Data extracted from a collection
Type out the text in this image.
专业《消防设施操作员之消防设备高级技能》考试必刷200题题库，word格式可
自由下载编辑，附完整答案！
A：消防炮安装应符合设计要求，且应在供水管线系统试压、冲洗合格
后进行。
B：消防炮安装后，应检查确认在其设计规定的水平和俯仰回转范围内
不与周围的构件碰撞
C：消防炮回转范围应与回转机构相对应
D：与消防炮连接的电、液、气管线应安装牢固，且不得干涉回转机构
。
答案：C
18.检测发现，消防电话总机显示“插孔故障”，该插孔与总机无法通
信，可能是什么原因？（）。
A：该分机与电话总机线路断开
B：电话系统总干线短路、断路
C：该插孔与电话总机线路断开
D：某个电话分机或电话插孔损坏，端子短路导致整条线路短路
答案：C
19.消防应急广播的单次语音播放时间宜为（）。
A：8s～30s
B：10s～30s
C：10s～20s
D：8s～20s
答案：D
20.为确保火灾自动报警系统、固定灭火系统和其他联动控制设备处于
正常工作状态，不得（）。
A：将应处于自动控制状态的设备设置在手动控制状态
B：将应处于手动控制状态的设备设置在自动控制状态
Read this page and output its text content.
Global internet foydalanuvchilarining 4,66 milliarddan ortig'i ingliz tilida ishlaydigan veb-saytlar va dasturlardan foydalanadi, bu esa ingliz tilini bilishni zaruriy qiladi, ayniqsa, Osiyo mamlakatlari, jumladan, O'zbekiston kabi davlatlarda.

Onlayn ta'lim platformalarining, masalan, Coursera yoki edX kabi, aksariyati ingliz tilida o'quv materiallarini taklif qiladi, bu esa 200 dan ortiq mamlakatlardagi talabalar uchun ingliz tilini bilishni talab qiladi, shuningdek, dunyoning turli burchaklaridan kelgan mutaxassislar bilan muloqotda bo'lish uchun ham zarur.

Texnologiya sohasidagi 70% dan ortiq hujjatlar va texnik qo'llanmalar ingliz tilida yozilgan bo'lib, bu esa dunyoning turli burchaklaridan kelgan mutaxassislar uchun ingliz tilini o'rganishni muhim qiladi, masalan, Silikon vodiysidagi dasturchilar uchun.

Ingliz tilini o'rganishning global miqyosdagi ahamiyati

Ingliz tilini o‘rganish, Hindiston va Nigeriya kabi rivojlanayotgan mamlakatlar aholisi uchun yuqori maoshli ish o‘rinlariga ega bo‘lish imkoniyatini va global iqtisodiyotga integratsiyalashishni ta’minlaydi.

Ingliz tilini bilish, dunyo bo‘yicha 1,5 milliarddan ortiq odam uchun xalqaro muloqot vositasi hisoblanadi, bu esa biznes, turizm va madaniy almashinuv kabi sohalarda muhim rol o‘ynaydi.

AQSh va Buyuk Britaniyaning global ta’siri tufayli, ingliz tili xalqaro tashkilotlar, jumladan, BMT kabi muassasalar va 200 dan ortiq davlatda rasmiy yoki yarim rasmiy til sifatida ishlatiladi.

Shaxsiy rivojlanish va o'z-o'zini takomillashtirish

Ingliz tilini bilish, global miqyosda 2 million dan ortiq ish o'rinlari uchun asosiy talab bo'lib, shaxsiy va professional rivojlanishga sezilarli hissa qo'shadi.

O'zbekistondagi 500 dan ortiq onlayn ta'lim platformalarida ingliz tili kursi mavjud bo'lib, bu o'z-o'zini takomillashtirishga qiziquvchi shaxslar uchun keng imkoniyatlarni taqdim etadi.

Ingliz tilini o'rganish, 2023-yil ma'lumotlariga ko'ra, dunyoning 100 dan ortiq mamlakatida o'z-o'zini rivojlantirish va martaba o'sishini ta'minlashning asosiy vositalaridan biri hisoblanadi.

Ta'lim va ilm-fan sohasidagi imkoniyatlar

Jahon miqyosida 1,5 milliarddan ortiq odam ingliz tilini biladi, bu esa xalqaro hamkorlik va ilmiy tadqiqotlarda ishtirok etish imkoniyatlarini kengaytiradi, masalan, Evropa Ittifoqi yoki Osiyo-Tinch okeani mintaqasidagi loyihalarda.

**Task:** From the data above, pick out each line containing "this" and copy it.

**Written solution:**
Type out the text in this image.
Read this page and output its text content.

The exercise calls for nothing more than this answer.